- **What you are asked to do**
Locate each line below that includes "crecimiento" and reproduce it.

- **Data supplied**
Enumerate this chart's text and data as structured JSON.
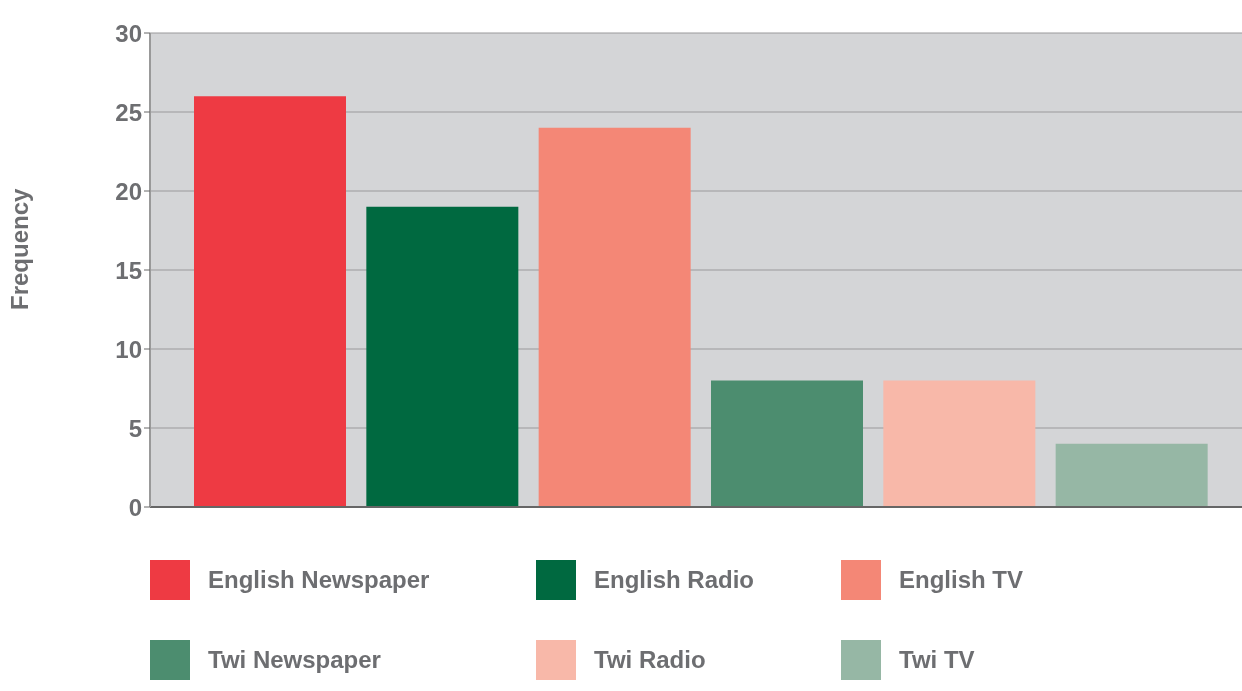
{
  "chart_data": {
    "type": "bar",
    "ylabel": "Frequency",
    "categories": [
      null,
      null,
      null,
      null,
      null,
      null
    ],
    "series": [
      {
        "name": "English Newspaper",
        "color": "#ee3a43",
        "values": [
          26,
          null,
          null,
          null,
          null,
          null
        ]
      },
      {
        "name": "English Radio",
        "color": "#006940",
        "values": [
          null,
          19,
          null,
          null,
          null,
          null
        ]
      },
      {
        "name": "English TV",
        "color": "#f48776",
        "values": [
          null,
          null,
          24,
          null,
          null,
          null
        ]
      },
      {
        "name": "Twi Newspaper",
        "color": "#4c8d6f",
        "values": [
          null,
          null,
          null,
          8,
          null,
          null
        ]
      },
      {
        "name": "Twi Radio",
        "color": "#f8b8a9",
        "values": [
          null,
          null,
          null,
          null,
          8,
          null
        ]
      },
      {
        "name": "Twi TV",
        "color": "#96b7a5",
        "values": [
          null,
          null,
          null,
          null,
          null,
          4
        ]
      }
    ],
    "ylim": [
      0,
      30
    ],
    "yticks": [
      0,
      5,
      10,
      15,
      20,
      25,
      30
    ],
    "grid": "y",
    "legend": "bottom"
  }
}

--

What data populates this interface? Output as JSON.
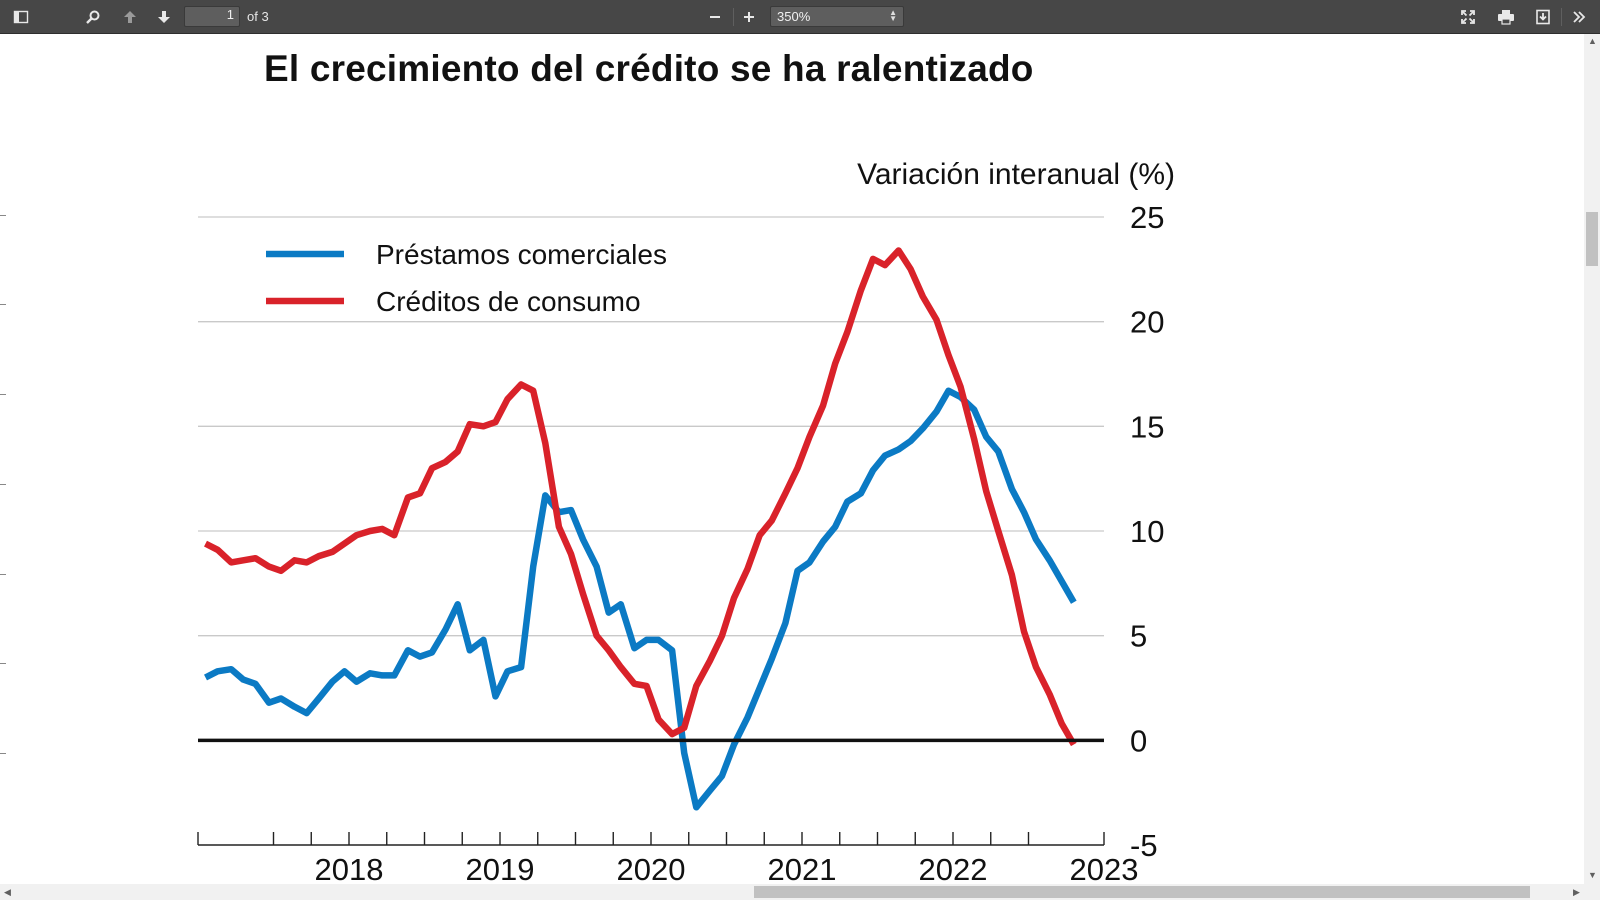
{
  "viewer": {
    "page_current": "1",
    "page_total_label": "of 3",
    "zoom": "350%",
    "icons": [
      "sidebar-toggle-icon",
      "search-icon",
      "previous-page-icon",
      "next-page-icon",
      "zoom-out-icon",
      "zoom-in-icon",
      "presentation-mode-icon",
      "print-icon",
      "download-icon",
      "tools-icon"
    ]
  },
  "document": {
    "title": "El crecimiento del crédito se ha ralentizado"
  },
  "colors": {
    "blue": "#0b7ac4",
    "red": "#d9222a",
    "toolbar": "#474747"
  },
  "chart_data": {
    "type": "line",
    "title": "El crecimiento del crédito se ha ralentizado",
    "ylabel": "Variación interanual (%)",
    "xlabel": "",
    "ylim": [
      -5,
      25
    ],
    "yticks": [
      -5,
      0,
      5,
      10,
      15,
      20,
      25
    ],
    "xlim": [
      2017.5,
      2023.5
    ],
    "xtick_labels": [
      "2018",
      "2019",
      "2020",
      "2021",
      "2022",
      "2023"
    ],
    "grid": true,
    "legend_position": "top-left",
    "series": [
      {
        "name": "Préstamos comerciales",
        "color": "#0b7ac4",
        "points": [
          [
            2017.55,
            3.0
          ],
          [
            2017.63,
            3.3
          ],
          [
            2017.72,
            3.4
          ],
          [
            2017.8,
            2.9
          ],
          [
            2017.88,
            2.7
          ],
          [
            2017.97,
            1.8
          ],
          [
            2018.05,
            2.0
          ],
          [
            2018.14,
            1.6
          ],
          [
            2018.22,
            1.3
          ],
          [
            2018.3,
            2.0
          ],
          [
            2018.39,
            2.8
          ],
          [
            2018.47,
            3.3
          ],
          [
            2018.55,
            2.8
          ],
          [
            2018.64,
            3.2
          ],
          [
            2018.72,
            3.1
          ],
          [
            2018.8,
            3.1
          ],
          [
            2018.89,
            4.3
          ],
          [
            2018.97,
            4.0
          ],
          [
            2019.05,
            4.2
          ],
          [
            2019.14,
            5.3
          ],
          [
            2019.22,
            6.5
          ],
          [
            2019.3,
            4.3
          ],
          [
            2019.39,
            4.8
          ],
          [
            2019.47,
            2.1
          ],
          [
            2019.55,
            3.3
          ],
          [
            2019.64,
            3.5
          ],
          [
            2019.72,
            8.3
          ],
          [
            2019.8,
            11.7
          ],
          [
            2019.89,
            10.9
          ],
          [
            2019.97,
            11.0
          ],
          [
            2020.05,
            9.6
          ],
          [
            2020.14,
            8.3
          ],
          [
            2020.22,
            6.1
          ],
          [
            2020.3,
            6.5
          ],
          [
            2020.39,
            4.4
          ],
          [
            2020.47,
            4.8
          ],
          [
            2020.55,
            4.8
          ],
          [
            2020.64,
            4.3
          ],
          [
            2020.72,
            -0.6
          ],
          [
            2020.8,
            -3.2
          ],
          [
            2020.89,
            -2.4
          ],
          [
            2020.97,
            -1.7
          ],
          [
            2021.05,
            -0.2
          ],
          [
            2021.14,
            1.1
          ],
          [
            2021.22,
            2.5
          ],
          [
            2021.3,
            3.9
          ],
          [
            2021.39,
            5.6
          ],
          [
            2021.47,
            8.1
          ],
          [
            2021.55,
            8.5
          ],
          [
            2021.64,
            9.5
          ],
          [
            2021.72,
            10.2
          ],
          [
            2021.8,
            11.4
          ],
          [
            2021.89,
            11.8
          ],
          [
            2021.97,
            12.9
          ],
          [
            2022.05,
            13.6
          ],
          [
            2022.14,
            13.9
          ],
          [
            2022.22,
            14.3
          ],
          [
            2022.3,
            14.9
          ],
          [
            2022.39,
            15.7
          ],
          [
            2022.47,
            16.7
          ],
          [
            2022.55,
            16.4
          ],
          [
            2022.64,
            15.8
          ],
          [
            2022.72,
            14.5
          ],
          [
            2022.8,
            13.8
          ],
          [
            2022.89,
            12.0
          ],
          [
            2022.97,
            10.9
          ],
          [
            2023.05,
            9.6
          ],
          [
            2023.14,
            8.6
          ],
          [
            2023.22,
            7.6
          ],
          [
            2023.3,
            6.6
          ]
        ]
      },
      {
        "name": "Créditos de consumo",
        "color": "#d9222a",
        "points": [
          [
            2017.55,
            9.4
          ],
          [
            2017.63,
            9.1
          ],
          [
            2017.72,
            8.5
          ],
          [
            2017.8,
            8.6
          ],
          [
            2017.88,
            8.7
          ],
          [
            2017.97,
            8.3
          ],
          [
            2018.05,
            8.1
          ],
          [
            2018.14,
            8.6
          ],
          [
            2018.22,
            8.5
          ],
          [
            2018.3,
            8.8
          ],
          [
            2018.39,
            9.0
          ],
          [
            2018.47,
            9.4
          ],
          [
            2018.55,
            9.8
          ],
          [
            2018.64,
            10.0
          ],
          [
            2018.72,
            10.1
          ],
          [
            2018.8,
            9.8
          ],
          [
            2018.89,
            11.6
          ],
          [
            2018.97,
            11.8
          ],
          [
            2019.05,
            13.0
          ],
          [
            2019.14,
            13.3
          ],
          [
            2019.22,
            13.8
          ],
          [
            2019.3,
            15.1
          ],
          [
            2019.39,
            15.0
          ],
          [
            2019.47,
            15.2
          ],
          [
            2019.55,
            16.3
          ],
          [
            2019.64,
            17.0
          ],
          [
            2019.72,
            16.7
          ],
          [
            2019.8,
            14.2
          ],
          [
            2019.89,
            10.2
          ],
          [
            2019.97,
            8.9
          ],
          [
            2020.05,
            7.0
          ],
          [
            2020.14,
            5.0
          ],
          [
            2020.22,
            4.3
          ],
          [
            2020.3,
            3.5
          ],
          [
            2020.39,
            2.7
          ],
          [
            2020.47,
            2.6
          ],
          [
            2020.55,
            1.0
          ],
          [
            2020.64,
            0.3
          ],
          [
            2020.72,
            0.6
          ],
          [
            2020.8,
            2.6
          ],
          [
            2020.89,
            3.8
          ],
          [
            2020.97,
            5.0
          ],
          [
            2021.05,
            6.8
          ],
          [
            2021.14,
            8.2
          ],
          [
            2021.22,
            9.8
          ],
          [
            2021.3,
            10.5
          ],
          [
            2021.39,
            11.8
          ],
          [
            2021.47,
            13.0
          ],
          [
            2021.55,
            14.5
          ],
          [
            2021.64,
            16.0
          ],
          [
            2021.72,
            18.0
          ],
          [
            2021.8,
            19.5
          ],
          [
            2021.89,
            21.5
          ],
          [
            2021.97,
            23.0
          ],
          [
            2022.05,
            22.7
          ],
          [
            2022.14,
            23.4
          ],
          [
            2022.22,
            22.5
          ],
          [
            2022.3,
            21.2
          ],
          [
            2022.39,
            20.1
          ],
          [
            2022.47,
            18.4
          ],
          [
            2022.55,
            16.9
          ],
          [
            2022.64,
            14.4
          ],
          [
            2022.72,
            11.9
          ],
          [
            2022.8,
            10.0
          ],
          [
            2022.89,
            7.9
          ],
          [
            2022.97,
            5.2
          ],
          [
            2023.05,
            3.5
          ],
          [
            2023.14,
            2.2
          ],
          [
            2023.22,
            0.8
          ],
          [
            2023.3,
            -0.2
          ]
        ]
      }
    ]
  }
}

- **Task result**
    "title": "El crecimiento del crédito se ha ralentizado"
    "title": "El crecimiento del crédito se ha ralentizado",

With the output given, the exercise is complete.